* Dataset:
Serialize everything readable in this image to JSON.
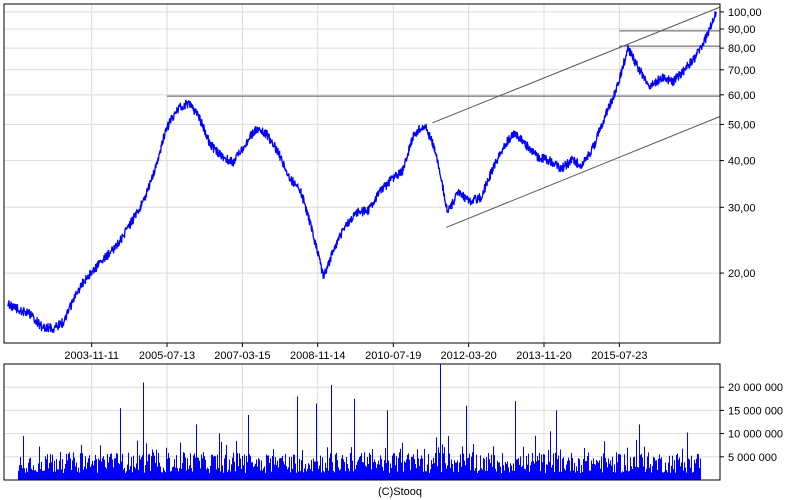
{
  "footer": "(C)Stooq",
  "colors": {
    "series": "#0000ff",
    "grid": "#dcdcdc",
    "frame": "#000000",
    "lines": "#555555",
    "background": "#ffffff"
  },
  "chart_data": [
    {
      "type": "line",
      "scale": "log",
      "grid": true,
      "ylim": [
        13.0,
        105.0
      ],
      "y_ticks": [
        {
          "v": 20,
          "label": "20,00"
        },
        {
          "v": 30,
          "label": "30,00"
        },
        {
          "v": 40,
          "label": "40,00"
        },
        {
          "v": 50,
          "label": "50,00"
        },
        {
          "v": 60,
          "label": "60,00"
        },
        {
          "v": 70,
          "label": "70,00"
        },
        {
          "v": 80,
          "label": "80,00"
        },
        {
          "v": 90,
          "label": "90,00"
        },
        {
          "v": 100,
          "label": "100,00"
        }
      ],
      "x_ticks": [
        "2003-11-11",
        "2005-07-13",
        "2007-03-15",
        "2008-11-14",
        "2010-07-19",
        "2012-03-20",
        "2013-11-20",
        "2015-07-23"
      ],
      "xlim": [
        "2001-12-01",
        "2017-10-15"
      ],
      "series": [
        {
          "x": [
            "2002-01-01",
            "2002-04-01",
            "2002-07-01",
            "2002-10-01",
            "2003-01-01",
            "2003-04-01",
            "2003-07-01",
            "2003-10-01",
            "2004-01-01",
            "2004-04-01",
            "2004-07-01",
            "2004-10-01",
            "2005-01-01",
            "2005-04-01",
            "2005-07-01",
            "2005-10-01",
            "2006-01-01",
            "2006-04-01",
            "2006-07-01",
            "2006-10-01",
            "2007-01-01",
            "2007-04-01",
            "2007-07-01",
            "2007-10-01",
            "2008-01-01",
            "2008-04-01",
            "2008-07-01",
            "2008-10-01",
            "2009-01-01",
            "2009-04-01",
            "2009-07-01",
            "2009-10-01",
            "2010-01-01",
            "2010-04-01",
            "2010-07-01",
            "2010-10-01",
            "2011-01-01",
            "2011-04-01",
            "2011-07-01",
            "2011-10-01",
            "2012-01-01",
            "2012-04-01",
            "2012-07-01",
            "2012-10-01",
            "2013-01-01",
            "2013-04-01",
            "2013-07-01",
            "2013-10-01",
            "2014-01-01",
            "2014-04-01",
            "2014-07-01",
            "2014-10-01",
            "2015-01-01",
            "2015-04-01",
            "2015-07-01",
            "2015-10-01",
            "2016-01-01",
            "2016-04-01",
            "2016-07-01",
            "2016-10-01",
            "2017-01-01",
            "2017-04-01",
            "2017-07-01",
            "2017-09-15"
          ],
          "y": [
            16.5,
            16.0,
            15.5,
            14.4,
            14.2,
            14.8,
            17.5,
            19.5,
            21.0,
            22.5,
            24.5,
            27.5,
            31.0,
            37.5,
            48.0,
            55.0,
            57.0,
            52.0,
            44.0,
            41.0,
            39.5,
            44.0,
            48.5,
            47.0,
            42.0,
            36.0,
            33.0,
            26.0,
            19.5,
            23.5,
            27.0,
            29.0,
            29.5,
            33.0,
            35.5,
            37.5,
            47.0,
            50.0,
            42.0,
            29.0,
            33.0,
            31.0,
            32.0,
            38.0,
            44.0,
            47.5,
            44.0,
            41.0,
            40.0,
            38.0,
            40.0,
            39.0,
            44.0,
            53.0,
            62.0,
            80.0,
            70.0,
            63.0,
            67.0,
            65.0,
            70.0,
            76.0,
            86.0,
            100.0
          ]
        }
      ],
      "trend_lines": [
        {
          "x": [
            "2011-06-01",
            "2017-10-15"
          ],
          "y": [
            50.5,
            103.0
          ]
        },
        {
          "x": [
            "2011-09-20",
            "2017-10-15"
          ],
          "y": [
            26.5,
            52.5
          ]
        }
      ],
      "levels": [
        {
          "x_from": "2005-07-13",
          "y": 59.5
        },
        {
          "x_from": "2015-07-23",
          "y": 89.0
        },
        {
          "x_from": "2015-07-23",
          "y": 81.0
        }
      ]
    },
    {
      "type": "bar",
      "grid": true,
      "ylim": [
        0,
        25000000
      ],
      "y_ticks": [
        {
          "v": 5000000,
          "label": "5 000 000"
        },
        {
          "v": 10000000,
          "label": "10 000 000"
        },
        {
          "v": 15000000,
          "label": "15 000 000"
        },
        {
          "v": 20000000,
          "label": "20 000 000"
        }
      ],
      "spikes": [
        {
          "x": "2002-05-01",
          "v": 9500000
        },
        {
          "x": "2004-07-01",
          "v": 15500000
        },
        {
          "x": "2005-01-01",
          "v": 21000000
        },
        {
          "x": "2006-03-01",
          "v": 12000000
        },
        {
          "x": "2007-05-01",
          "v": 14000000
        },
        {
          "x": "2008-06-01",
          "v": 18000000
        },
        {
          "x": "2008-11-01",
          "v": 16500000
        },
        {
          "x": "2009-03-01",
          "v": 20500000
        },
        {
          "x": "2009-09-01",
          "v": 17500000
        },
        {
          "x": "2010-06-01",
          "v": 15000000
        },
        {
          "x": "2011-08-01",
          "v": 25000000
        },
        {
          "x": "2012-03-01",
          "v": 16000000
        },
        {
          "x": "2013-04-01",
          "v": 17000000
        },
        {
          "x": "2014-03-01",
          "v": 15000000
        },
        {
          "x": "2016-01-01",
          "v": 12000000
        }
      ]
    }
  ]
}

---

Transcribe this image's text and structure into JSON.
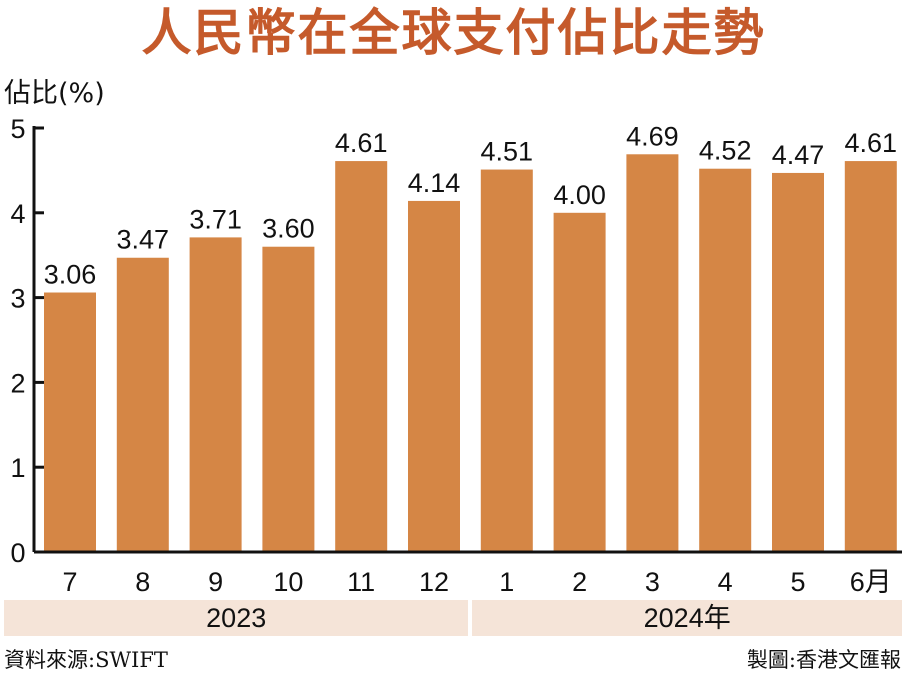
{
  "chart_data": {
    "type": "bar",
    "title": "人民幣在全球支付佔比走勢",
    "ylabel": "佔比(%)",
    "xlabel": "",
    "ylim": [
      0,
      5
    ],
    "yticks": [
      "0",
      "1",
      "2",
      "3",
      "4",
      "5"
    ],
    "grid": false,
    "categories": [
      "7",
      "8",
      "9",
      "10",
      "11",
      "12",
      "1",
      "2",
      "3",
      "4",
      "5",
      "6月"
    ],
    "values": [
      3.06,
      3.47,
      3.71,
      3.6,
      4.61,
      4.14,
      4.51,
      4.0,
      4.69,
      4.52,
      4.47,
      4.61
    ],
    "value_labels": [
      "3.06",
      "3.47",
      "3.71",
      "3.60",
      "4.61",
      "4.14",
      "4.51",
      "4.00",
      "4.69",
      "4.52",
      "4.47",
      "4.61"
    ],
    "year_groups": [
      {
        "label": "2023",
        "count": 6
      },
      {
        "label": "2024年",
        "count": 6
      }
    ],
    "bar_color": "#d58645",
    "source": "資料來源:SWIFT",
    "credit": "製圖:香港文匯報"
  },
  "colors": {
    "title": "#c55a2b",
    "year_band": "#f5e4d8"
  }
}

* Aim: Collect the lines of the records that include the string "this".

* Result below:
Serialize everything readable in this image to JSON.
Transcribe this image's text and structure into JSON.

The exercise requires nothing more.